Records excerpted from a collection:
::::

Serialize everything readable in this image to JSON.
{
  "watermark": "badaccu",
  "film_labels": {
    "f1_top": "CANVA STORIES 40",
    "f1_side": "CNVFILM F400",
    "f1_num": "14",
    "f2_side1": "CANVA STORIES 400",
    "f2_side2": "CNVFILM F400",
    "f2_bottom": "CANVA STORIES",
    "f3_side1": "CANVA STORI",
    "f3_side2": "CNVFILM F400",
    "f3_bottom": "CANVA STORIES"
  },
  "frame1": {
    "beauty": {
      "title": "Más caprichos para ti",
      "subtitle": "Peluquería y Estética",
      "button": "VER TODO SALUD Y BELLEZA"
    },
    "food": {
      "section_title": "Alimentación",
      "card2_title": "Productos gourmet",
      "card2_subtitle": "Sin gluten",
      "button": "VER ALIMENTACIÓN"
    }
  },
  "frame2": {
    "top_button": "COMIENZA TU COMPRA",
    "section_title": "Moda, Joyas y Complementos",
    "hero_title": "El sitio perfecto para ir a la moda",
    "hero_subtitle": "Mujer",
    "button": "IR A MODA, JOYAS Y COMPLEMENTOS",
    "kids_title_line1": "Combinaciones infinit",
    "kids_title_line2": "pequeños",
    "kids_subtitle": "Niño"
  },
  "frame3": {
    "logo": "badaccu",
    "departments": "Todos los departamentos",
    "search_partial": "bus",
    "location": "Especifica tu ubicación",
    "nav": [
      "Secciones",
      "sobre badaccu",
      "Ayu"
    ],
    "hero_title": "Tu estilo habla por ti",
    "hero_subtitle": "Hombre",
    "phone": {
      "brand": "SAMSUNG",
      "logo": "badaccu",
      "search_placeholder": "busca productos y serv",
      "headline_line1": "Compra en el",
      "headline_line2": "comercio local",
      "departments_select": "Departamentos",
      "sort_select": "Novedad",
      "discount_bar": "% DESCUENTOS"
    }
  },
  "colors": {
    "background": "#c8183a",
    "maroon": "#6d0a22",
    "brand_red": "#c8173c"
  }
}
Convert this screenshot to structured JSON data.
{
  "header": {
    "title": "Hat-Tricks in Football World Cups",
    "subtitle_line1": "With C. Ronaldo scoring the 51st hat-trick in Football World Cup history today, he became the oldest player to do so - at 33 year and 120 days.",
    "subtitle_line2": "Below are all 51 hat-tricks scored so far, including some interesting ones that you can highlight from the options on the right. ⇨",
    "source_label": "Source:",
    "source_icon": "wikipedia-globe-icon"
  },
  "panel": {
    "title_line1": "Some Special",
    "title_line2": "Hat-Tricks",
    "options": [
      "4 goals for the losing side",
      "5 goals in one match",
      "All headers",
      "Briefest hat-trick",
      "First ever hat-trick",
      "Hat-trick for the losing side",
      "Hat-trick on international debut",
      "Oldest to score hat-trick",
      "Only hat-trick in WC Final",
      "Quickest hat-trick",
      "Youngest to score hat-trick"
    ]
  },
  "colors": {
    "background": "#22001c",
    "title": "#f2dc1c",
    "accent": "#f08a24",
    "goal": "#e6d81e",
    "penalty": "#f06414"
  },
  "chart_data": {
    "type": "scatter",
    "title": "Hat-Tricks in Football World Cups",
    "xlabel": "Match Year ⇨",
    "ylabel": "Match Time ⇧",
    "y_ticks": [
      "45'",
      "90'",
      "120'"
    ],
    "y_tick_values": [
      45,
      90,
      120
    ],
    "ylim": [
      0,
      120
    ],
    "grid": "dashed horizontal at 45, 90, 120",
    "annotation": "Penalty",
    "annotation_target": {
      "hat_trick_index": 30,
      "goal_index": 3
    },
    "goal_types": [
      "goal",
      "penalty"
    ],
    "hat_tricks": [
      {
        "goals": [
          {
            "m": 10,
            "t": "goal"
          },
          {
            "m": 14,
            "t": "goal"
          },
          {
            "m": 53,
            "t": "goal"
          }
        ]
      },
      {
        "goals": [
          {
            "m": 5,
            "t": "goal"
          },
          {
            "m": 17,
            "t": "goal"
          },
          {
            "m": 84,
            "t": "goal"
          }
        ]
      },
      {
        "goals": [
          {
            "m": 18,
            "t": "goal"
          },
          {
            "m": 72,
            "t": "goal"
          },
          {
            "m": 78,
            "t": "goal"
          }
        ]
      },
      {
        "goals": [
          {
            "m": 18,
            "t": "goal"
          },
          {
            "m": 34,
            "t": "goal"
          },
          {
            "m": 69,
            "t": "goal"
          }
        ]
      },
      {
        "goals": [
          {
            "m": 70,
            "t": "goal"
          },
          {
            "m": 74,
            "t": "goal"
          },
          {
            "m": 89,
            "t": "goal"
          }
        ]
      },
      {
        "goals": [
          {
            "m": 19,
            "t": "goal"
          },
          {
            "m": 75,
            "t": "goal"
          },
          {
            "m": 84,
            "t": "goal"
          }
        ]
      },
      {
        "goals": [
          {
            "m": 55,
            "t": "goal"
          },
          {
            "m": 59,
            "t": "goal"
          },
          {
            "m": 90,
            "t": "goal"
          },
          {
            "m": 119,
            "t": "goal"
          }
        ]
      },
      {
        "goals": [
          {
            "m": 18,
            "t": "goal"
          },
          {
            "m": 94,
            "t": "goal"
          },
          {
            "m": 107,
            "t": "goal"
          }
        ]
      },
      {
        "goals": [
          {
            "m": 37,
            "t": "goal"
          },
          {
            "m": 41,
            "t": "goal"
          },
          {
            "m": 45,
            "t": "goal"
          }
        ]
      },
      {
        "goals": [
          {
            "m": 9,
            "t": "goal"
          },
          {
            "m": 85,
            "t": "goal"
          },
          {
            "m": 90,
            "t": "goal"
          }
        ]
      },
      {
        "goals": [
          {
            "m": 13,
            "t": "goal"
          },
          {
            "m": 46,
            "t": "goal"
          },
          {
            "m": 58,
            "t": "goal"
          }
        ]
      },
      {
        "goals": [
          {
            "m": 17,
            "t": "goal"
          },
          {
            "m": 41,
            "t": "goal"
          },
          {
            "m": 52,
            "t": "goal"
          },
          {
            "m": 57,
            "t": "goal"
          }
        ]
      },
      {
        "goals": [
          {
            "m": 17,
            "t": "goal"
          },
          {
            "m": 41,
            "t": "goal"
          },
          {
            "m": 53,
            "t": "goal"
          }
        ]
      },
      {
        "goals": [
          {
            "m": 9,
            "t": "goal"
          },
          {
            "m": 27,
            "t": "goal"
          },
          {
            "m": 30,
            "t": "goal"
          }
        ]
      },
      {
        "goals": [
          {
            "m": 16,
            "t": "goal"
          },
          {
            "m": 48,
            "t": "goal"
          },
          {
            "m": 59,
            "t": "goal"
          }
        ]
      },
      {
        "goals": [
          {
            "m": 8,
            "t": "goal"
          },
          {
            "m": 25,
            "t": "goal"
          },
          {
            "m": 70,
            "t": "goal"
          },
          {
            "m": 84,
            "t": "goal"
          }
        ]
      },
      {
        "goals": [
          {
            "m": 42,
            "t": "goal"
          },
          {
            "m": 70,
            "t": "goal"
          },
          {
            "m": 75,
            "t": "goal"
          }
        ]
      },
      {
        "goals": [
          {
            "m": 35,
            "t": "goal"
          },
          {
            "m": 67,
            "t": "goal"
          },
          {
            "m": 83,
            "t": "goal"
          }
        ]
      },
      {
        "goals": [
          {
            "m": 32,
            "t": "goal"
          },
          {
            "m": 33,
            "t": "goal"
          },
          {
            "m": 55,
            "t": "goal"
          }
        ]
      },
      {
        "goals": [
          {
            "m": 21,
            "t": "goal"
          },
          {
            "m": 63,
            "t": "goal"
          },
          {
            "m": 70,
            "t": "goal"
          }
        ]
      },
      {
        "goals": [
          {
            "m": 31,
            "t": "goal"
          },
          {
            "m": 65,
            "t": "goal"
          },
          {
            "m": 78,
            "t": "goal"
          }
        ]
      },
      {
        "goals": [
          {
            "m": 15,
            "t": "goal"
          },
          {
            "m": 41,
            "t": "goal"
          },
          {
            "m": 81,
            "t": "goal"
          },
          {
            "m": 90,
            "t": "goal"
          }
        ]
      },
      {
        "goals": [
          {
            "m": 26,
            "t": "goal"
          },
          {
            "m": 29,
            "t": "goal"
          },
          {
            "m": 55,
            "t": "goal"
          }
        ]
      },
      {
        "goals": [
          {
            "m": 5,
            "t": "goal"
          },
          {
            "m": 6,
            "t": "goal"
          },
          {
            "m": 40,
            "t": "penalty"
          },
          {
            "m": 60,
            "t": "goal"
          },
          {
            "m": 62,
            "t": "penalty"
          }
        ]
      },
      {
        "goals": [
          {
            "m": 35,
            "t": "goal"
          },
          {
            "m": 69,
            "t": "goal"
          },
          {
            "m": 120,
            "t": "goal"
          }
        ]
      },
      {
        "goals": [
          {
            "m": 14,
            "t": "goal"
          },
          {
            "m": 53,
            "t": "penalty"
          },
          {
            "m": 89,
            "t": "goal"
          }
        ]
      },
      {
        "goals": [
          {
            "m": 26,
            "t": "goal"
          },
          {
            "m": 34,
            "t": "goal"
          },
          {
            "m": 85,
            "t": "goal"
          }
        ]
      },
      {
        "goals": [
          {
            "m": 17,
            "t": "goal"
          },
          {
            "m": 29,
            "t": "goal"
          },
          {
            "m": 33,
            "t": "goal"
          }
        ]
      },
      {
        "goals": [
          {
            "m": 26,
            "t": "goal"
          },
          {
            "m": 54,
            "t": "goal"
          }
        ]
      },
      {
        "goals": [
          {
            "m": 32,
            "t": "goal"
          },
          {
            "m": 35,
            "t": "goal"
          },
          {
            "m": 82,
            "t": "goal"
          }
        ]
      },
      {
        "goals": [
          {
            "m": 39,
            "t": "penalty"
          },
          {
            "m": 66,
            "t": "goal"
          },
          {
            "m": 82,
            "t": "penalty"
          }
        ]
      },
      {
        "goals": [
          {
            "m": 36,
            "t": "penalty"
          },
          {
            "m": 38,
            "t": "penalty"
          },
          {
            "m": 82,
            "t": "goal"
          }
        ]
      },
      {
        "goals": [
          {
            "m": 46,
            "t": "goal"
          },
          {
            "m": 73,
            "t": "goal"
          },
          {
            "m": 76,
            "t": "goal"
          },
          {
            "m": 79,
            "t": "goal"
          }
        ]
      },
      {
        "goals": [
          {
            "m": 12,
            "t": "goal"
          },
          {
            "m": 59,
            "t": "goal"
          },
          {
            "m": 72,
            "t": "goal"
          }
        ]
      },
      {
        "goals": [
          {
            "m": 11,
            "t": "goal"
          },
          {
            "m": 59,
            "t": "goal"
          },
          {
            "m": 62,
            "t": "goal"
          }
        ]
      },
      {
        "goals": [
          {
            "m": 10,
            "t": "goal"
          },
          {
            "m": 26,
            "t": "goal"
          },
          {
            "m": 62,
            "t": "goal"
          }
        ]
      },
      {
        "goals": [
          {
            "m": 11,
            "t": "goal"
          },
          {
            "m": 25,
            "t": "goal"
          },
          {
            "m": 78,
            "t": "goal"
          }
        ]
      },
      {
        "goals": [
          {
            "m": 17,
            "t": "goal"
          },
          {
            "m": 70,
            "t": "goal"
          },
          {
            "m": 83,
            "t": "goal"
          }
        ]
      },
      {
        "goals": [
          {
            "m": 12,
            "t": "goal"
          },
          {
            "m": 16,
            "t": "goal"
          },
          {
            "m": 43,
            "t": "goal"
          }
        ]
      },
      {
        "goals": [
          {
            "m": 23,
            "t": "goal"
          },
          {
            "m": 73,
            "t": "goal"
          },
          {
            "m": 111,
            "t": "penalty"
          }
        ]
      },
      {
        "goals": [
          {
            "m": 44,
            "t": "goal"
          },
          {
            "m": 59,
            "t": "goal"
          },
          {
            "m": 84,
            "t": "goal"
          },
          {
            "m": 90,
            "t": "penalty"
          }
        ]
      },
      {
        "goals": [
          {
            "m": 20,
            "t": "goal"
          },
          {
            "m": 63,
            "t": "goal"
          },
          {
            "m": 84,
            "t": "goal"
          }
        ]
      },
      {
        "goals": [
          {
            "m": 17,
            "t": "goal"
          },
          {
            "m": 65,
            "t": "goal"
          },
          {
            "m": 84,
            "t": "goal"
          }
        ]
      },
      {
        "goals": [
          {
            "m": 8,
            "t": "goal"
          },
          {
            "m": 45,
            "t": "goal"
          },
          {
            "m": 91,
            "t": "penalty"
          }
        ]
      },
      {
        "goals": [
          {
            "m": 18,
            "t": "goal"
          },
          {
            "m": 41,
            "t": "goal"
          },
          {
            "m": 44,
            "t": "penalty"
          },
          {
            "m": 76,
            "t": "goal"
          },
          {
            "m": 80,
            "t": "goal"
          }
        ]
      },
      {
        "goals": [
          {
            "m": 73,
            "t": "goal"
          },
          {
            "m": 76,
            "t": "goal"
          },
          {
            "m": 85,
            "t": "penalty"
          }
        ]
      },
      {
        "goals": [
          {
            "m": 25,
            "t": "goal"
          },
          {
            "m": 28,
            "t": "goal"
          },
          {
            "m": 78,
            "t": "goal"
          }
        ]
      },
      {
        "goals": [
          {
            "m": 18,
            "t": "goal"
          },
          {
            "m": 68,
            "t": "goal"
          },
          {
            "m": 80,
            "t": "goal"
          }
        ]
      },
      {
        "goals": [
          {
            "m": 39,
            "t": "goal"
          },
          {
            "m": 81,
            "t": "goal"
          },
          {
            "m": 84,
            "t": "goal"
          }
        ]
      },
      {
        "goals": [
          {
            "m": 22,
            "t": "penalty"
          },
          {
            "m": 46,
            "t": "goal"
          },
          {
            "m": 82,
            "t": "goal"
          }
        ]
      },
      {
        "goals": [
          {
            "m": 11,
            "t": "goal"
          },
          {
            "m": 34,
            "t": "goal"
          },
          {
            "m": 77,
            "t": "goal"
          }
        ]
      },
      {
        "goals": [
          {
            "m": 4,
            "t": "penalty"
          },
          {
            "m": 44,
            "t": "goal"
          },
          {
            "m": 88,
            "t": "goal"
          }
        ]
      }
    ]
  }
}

::::

= Problem statement =
Show, from the listing above, each line that contains the word "STORIES".

= Written answer =
    "f1_top": "CANVA STORIES 40",
    "f2_side1": "CANVA STORIES 400",
    "f2_bottom": "CANVA STORIES",
    "f3_bottom": "CANVA STORIES"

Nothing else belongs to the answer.